Challenge: Repeat each entry in full, exactly.
══ Records provided ══
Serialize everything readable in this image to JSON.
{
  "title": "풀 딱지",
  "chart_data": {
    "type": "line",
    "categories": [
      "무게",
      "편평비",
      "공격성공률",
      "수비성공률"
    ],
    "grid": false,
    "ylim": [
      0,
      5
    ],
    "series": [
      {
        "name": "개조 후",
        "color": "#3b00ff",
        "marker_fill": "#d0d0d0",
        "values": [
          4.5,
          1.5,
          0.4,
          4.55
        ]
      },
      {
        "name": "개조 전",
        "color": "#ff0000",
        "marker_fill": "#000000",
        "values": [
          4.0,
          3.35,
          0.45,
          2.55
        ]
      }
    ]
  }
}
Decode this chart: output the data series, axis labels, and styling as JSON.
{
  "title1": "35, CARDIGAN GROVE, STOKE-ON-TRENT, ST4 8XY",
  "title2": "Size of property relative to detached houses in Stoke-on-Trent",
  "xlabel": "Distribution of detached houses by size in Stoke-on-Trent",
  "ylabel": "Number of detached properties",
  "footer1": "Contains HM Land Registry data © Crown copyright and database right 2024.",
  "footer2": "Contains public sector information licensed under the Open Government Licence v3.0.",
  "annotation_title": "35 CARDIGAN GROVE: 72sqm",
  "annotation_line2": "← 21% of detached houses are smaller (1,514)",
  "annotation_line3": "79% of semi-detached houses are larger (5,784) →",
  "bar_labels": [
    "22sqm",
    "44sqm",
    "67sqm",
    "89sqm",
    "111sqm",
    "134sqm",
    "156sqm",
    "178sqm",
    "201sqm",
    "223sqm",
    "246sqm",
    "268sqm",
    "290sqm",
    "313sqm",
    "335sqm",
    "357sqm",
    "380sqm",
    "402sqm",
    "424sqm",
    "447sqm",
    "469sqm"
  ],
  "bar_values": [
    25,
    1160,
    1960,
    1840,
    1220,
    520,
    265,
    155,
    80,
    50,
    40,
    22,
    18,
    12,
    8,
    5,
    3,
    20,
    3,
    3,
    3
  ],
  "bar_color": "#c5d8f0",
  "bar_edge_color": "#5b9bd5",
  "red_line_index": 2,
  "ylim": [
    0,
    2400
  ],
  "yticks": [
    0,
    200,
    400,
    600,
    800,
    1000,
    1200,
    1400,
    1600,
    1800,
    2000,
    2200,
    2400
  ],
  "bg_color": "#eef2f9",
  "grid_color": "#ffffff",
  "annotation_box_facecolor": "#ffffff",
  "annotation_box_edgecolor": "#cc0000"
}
═══
Answer to the problem:
Serialize everything readable in this image to JSON.
{
  "title": "풀 딱지",
  "chart_data": {
    "type": "line",
    "categories": [
      "무게",
      "편평비",
      "공격성공률",
      "수비성공률"
    ],
    "grid": false,
    "ylim": [
      0,
      5
    ],
    "series": [
      {
        "name": "개조 후",
        "color": "#3b00ff",
        "marker_fill": "#d0d0d0",
        "values": [
          4.5,
          1.5,
          0.4,
          4.55
        ]
      },
      {
        "name": "개조 전",
        "color": "#ff0000",
        "marker_fill": "#000000",
        "values": [
          4.0,
          3.35,
          0.45,
          2.55
        ]
      }
    ]
  }
}
Decode this chart: output the data series, axis labels, and styling as JSON.
{
  "title1": "35, CARDIGAN GROVE, STOKE-ON-TRENT, ST4 8XY",
  "title2": "Size of property relative to detached houses in Stoke-on-Trent",
  "xlabel": "Distribution of detached houses by size in Stoke-on-Trent",
  "ylabel": "Number of detached properties",
  "footer1": "Contains HM Land Registry data © Crown copyright and database right 2024.",
  "footer2": "Contains public sector information licensed under the Open Government Licence v3.0.",
  "annotation_title": "35 CARDIGAN GROVE: 72sqm",
  "annotation_line2": "← 21% of detached houses are smaller (1,514)",
  "annotation_line3": "79% of semi-detached houses are larger (5,784) →",
  "bar_labels": [
    "22sqm",
    "44sqm",
    "67sqm",
    "89sqm",
    "111sqm",
    "134sqm",
    "156sqm",
    "178sqm",
    "201sqm",
    "223sqm",
    "246sqm",
    "268sqm",
    "290sqm",
    "313sqm",
    "335sqm",
    "357sqm",
    "380sqm",
    "402sqm",
    "424sqm",
    "447sqm",
    "469sqm"
  ],
  "bar_values": [
    25,
    1160,
    1960,
    1840,
    1220,
    520,
    265,
    155,
    80,
    50,
    40,
    22,
    18,
    12,
    8,
    5,
    3,
    20,
    3,
    3,
    3
  ],
  "bar_color": "#c5d8f0",
  "bar_edge_color": "#5b9bd5",
  "red_line_index": 2,
  "ylim": [
    0,
    2400
  ],
  "yticks": [
    0,
    200,
    400,
    600,
    800,
    1000,
    1200,
    1400,
    1600,
    1800,
    2000,
    2200,
    2400
  ],
  "bg_color": "#eef2f9",
  "grid_color": "#ffffff",
  "annotation_box_facecolor": "#ffffff",
  "annotation_box_edgecolor": "#cc0000"
}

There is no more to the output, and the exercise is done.